** Start STORED DATA **

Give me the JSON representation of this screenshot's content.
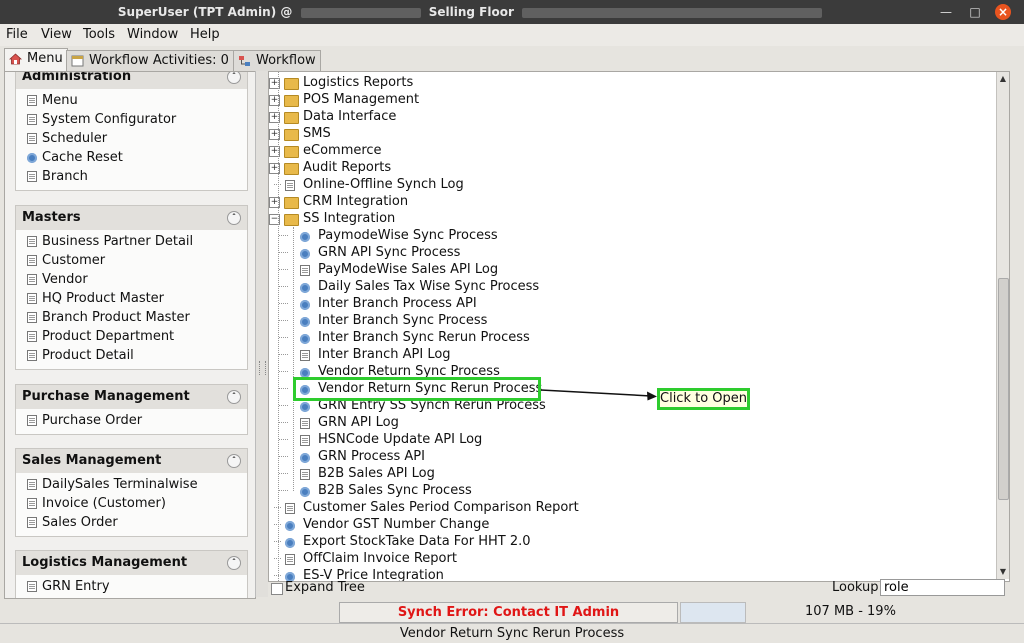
{
  "window": {
    "title_left": "SuperUser (TPT Admin) @",
    "title_right": "Selling Floor"
  },
  "menubar": [
    "File",
    "View",
    "Tools",
    "Window",
    "Help"
  ],
  "tabs": [
    {
      "label": "Menu"
    },
    {
      "label": "Workflow Activities: 0"
    },
    {
      "label": "Workflow"
    }
  ],
  "sidebar": {
    "sections": [
      {
        "title": "Administration",
        "items": [
          {
            "label": "Menu",
            "icon": "doc-icon"
          },
          {
            "label": "System Configurator",
            "icon": "doc-icon"
          },
          {
            "label": "Scheduler",
            "icon": "doc-icon"
          },
          {
            "label": "Cache Reset",
            "icon": "gear-icon"
          },
          {
            "label": "Branch",
            "icon": "doc-icon"
          }
        ]
      },
      {
        "title": "Masters",
        "items": [
          {
            "label": "Business Partner Detail",
            "icon": "doc-icon"
          },
          {
            "label": "Customer",
            "icon": "doc-icon"
          },
          {
            "label": "Vendor",
            "icon": "doc-icon"
          },
          {
            "label": "HQ Product Master",
            "icon": "doc-icon"
          },
          {
            "label": "Branch Product Master",
            "icon": "doc-icon"
          },
          {
            "label": "Product Department",
            "icon": "doc-icon"
          },
          {
            "label": "Product Detail",
            "icon": "doc-icon"
          }
        ]
      },
      {
        "title": "Purchase Management",
        "items": [
          {
            "label": "Purchase Order",
            "icon": "doc-icon"
          }
        ]
      },
      {
        "title": "Sales Management",
        "items": [
          {
            "label": "DailySales Terminalwise",
            "icon": "doc-icon"
          },
          {
            "label": "Invoice (Customer)",
            "icon": "doc-icon"
          },
          {
            "label": "Sales Order",
            "icon": "doc-icon"
          }
        ]
      },
      {
        "title": "Logistics Management",
        "items": [
          {
            "label": "GRN Entry",
            "icon": "doc-icon"
          }
        ]
      }
    ]
  },
  "tree": {
    "nodes": [
      {
        "label": "Logistics Reports",
        "type": "folder",
        "level": 0
      },
      {
        "label": "POS Management",
        "type": "folder",
        "level": 0
      },
      {
        "label": "Data Interface",
        "type": "folder",
        "level": 0
      },
      {
        "label": "SMS",
        "type": "folder",
        "level": 0
      },
      {
        "label": "eCommerce",
        "type": "folder",
        "level": 0
      },
      {
        "label": "Audit Reports",
        "type": "folder",
        "level": 0
      },
      {
        "label": "Online-Offline Synch Log",
        "type": "doc",
        "level": 0
      },
      {
        "label": "CRM Integration",
        "type": "folder",
        "level": 0
      },
      {
        "label": "SS Integration",
        "type": "folder-open",
        "level": 0
      },
      {
        "label": "PaymodeWise Sync Process",
        "type": "gear",
        "level": 1
      },
      {
        "label": "GRN API Sync Process",
        "type": "gear",
        "level": 1
      },
      {
        "label": "PayModeWise Sales API Log",
        "type": "doc",
        "level": 1
      },
      {
        "label": "Daily Sales Tax Wise Sync Process",
        "type": "gear",
        "level": 1
      },
      {
        "label": "Inter Branch Process API",
        "type": "gear",
        "level": 1
      },
      {
        "label": "Inter Branch Sync Process",
        "type": "gear",
        "level": 1
      },
      {
        "label": "Inter Branch Sync Rerun Process",
        "type": "gear",
        "level": 1
      },
      {
        "label": "Inter Branch API Log",
        "type": "doc",
        "level": 1
      },
      {
        "label": "Vendor Return Sync Process",
        "type": "gear",
        "level": 1
      },
      {
        "label": "Vendor Return Sync Rerun Process",
        "type": "gear",
        "level": 1
      },
      {
        "label": "GRN Entry SS Synch Rerun Process",
        "type": "gear",
        "level": 1
      },
      {
        "label": "GRN API Log",
        "type": "doc",
        "level": 1
      },
      {
        "label": "HSNCode Update API Log",
        "type": "doc",
        "level": 1
      },
      {
        "label": "GRN Process API",
        "type": "gear",
        "level": 1
      },
      {
        "label": "B2B Sales API Log",
        "type": "doc",
        "level": 1
      },
      {
        "label": "B2B Sales Sync Process",
        "type": "gear",
        "level": 1
      },
      {
        "label": "Customer Sales Period Comparison Report",
        "type": "doc",
        "level": 0
      },
      {
        "label": "Vendor GST Number Change",
        "type": "gear",
        "level": 0
      },
      {
        "label": "Export StockTake Data For HHT 2.0",
        "type": "gear",
        "level": 0
      },
      {
        "label": "OffClaim Invoice Report",
        "type": "doc",
        "level": 0
      },
      {
        "label": "ES-V Price Integration",
        "type": "gear",
        "level": 0
      }
    ],
    "callout": "Click to Open"
  },
  "footer": {
    "expand_tree": "Expand Tree",
    "lookup_label": "Lookup",
    "lookup_value": "role",
    "sync_error": "Synch Error: Contact IT Admin",
    "memory": "107 MB - 19%",
    "status_text": "Vendor Return Sync Rerun Process"
  },
  "colors": {
    "highlight": "#2ecc2e",
    "error": "#e01616",
    "close_button": "#e9541f"
  }
}
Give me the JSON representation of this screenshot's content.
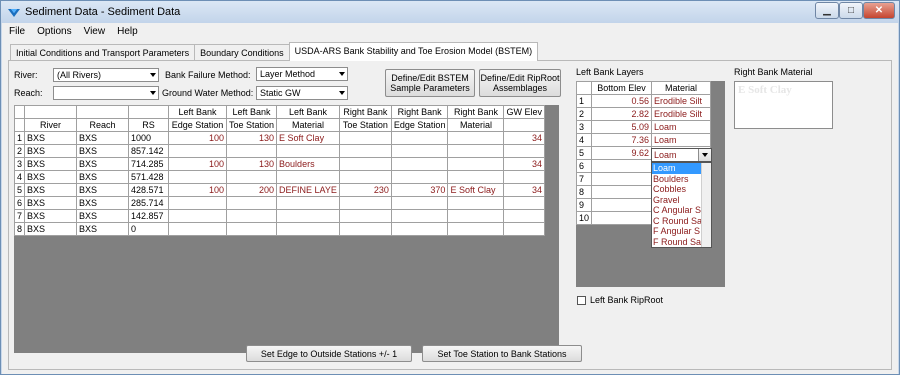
{
  "window": {
    "title": "Sediment Data - Sediment Data",
    "min_label": "▁",
    "max_label": "□",
    "close_label": "✕"
  },
  "menu": [
    "File",
    "Options",
    "View",
    "Help"
  ],
  "tabs": [
    "Initial Conditions and Transport Parameters",
    "Boundary Conditions",
    "USDA-ARS Bank Stability and Toe Erosion Model (BSTEM)"
  ],
  "controls": {
    "river_label": "River:",
    "river_value": "(All Rivers)",
    "reach_label": "Reach:",
    "reach_value": "",
    "bank_failure_label": "Bank Failure Method:",
    "bank_failure_value": "Layer Method",
    "gw_label": "Ground Water Method:",
    "gw_value": "Static GW",
    "define_bstem_label": "Define/Edit BSTEM Sample Parameters",
    "define_riproot_label": "Define/Edit RipRoot Assemblages"
  },
  "main_table": {
    "header_top": [
      "",
      "",
      "",
      "Left Bank",
      "Left Bank",
      "Left Bank",
      "Right Bank",
      "Right Bank",
      "Right Bank",
      "GW Elev"
    ],
    "header_bottom": [
      "River",
      "Reach",
      "RS",
      "Edge Station",
      "Toe Station",
      "Material",
      "Toe Station",
      "Edge Station",
      "Material",
      ""
    ],
    "rows": [
      [
        "1",
        "BXS",
        "BXS",
        "1000",
        "100",
        "130",
        "E Soft Clay",
        "",
        "",
        "",
        "34"
      ],
      [
        "2",
        "BXS",
        "BXS",
        "857.142",
        "",
        "",
        "",
        "",
        "",
        "",
        ""
      ],
      [
        "3",
        "BXS",
        "BXS",
        "714.285",
        "100",
        "130",
        "Boulders",
        "",
        "",
        "",
        "34"
      ],
      [
        "4",
        "BXS",
        "BXS",
        "571.428",
        "",
        "",
        "",
        "",
        "",
        "",
        ""
      ],
      [
        "5",
        "BXS",
        "BXS",
        "428.571",
        "100",
        "200",
        "DEFINE LAYE",
        "230",
        "370",
        "E Soft Clay",
        "34"
      ],
      [
        "6",
        "BXS",
        "BXS",
        "285.714",
        "",
        "",
        "",
        "",
        "",
        "",
        ""
      ],
      [
        "7",
        "BXS",
        "BXS",
        "142.857",
        "",
        "",
        "",
        "",
        "",
        "",
        ""
      ],
      [
        "8",
        "BXS",
        "BXS",
        "0",
        "",
        "",
        "",
        "",
        "",
        "",
        ""
      ]
    ]
  },
  "left_bank": {
    "title": "Left Bank Layers",
    "headers": [
      "Bottom Elev",
      "Material"
    ],
    "rows": [
      [
        "1",
        "0.56",
        "Erodible Silt"
      ],
      [
        "2",
        "2.82",
        "Erodible Silt"
      ],
      [
        "3",
        "5.09",
        "Loam"
      ],
      [
        "4",
        "7.36",
        "Loam"
      ],
      [
        "5",
        "9.62",
        "Loam"
      ],
      [
        "6",
        "",
        ""
      ],
      [
        "7",
        "",
        ""
      ],
      [
        "8",
        "",
        ""
      ],
      [
        "9",
        "",
        ""
      ],
      [
        "10",
        "",
        ""
      ]
    ],
    "dropdown_value": "Loam",
    "options": [
      "Loam",
      "Boulders",
      "Cobbles",
      "Gravel",
      "C Angular S",
      "C Round Sa",
      "F Angular S",
      "F Round Sa"
    ],
    "riproot_label": "Left Bank RipRoot"
  },
  "right_bank": {
    "title": "Right Bank Material",
    "value": "E Soft Clay"
  },
  "bottom_buttons": {
    "set_edge": "Set Edge to Outside Stations +/- 1",
    "set_toe": "Set Toe Station to Bank Stations"
  }
}
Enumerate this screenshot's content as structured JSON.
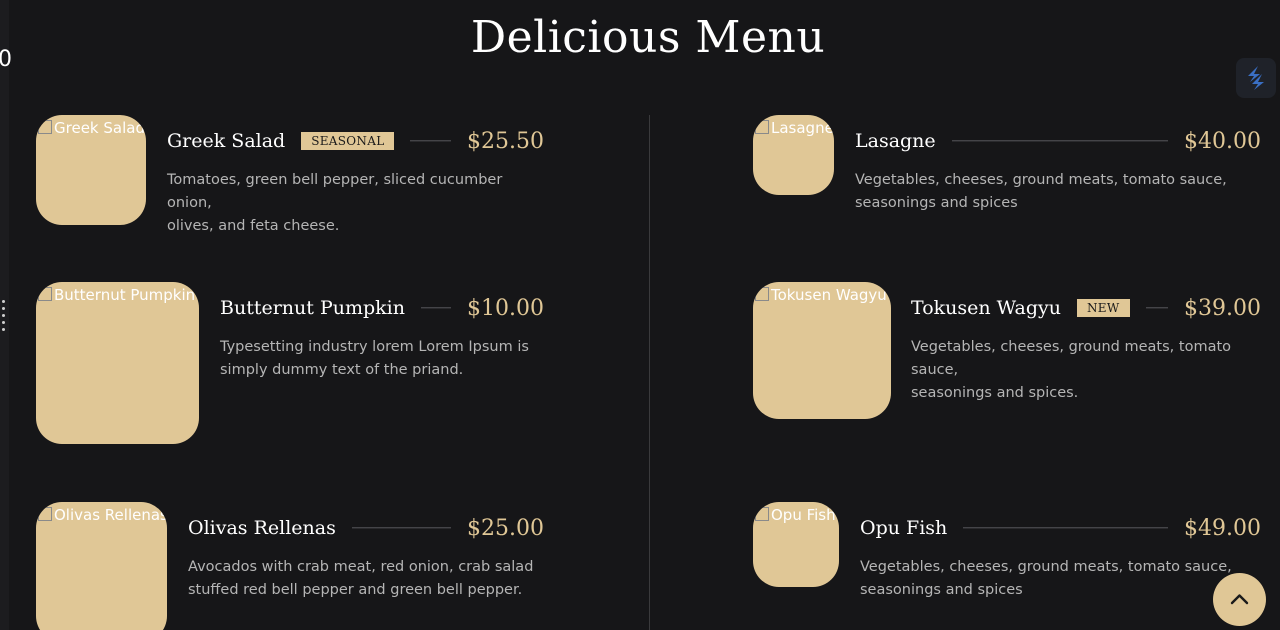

** End STORED DATA **

* WORK INSTRUCTIONS
Search the entries for the word "Product" and gather every line where it appears.

* OUTPUT OF THE TASK
            "label": "HQ Product Master",
            "label": "Branch Product Master",
            "label": "Product Department",
            "label": "Product Detail",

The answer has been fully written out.